## EXERCISE INSTRUCTIONS:
Extract the lines that carry the string "按照捐赠方意愿定向用于巩义市芝田镇人民政府疫情防控工作" from the listing.

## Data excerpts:
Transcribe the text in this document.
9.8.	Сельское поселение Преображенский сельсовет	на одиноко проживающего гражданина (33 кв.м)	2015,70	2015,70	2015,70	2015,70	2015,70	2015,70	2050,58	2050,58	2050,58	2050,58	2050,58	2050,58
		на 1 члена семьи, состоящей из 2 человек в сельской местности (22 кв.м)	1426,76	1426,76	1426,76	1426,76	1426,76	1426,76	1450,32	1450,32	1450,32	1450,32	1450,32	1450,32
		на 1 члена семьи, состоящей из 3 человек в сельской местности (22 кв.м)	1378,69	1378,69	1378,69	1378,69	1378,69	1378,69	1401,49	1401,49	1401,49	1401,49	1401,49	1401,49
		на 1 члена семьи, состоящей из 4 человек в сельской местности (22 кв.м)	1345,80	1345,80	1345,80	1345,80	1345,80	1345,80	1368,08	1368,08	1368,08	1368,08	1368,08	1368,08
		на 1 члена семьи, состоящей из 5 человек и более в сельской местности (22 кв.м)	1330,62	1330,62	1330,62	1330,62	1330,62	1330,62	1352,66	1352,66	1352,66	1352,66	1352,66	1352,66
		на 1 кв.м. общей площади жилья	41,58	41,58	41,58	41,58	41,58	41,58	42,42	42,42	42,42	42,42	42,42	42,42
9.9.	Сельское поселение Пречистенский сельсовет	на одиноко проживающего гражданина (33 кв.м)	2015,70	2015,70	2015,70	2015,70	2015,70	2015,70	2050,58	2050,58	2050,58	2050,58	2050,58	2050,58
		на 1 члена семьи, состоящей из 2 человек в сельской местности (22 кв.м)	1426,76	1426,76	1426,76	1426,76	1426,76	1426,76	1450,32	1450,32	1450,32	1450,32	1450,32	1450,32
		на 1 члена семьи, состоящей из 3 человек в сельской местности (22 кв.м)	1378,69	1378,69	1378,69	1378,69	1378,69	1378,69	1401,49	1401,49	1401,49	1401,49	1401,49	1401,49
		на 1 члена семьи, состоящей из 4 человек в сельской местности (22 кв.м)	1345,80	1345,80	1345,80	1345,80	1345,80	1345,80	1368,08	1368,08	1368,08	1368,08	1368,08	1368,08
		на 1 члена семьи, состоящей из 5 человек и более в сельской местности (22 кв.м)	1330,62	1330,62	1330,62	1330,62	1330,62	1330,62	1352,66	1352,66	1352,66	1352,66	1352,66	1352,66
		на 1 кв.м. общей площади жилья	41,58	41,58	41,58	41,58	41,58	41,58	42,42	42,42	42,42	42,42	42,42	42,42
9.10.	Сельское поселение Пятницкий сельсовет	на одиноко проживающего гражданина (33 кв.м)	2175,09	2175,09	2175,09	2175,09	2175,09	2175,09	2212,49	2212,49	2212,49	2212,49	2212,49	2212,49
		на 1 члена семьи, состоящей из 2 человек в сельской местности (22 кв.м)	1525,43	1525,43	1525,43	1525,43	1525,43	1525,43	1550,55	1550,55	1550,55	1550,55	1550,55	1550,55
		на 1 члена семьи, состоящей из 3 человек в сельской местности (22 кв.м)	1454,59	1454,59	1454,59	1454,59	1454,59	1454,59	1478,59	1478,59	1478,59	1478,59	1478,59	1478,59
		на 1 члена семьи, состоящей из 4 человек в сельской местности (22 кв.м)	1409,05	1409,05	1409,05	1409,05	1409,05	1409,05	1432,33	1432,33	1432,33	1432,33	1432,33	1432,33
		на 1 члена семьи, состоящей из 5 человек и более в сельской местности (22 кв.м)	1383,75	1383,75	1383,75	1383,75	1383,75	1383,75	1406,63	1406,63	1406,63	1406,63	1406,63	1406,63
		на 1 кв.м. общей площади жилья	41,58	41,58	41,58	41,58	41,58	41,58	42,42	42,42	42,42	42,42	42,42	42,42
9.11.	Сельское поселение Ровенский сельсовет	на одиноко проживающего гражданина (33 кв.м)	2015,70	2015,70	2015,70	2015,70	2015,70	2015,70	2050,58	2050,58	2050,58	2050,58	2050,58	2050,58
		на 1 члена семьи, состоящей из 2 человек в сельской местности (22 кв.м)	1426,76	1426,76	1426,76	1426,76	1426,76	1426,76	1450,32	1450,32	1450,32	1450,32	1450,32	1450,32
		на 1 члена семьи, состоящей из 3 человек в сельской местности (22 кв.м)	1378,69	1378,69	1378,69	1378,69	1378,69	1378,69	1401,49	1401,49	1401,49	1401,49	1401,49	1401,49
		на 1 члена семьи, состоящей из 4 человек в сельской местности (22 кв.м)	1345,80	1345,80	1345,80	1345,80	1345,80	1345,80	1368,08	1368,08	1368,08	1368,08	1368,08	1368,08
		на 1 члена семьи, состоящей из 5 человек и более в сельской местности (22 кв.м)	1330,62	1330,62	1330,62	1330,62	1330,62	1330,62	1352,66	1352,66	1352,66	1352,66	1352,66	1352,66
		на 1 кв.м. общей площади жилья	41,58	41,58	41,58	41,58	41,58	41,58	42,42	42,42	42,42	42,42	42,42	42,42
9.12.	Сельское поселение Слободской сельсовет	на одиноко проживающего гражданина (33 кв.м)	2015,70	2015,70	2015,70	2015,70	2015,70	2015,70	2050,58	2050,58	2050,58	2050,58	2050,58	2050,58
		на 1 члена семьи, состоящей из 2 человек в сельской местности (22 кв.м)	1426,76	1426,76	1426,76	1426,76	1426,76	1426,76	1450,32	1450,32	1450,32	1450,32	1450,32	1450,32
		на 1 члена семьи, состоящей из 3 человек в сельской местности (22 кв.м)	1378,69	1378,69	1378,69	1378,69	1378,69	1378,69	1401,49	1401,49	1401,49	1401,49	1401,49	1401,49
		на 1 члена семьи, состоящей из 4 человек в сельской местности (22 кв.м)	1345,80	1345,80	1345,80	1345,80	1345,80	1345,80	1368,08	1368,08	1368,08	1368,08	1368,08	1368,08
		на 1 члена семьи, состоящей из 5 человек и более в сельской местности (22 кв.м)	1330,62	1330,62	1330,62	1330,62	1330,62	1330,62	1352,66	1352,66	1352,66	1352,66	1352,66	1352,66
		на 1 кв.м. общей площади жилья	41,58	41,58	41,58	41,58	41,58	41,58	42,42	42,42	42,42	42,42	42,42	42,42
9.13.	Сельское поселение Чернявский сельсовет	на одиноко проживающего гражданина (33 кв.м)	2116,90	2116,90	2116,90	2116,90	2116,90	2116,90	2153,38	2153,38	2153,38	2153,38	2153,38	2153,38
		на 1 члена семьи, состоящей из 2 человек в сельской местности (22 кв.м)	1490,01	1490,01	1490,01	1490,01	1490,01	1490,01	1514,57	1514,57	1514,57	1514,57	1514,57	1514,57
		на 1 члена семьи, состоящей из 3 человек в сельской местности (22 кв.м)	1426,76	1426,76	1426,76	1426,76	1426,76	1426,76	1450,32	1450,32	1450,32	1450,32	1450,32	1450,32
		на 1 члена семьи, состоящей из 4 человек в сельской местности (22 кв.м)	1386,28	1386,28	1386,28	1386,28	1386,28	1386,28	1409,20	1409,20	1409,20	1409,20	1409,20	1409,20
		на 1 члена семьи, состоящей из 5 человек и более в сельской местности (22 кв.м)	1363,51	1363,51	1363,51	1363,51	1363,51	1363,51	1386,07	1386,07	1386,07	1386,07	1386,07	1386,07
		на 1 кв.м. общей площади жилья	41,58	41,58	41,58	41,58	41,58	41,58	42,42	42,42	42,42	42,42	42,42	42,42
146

* * *

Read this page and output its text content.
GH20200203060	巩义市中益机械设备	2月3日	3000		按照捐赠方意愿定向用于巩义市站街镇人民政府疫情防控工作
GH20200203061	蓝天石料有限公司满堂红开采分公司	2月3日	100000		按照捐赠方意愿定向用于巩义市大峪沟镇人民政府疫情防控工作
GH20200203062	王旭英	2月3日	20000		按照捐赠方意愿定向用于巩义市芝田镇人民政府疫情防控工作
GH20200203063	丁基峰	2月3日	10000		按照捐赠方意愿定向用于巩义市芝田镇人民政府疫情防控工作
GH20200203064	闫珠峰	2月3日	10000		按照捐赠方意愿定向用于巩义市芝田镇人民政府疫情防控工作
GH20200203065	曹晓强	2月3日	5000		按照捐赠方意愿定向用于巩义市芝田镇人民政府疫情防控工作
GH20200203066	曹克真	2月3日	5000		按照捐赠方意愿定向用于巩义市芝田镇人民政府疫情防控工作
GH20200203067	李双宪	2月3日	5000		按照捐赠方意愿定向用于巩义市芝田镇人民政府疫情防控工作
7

* * *

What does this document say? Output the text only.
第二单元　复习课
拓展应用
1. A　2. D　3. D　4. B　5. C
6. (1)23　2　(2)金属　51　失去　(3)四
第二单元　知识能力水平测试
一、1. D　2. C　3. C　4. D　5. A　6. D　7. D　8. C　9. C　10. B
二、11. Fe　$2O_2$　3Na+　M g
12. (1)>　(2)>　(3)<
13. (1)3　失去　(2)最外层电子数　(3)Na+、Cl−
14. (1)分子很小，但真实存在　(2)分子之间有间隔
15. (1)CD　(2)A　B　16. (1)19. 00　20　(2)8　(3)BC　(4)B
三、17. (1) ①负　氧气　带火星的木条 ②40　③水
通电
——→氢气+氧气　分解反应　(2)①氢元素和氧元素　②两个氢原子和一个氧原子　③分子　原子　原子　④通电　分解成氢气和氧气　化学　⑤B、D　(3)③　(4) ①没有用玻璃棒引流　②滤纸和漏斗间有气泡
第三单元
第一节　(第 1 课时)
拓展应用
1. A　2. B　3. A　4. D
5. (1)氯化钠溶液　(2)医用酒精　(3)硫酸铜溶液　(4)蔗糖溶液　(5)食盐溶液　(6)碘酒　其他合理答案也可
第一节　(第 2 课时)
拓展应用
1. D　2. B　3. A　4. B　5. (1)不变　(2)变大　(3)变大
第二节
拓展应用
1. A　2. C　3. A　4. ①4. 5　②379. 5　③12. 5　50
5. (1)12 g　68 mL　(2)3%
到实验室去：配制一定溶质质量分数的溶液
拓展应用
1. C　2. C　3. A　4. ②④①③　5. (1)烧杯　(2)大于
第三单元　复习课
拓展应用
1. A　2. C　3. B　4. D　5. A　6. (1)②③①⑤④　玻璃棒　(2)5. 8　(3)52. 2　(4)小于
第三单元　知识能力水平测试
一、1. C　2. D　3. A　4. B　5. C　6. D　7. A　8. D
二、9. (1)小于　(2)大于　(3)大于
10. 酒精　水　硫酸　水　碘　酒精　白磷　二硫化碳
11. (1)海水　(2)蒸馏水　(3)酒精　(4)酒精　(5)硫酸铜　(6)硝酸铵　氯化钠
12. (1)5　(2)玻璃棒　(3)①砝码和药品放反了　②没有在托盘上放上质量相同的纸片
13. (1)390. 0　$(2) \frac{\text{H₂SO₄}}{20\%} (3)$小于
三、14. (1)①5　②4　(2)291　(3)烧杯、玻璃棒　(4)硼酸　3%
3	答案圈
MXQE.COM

## SOLUTION TO THIS PROBLEM:
GH20200203062	王旭英	2月3日	20000		按照捐赠方意愿定向用于巩义市芝田镇人民政府疫情防控工作
GH20200203063	丁基峰	2月3日	10000		按照捐赠方意愿定向用于巩义市芝田镇人民政府疫情防控工作
GH20200203064	闫珠峰	2月3日	10000		按照捐赠方意愿定向用于巩义市芝田镇人民政府疫情防控工作
GH20200203065	曹晓强	2月3日	5000		按照捐赠方意愿定向用于巩义市芝田镇人民政府疫情防控工作
GH20200203066	曹克真	2月3日	5000		按照捐赠方意愿定向用于巩义市芝田镇人民政府疫情防控工作
GH20200203067	李双宪	2月3日	5000		按照捐赠方意愿定向用于巩义市芝田镇人民政府疫情防控工作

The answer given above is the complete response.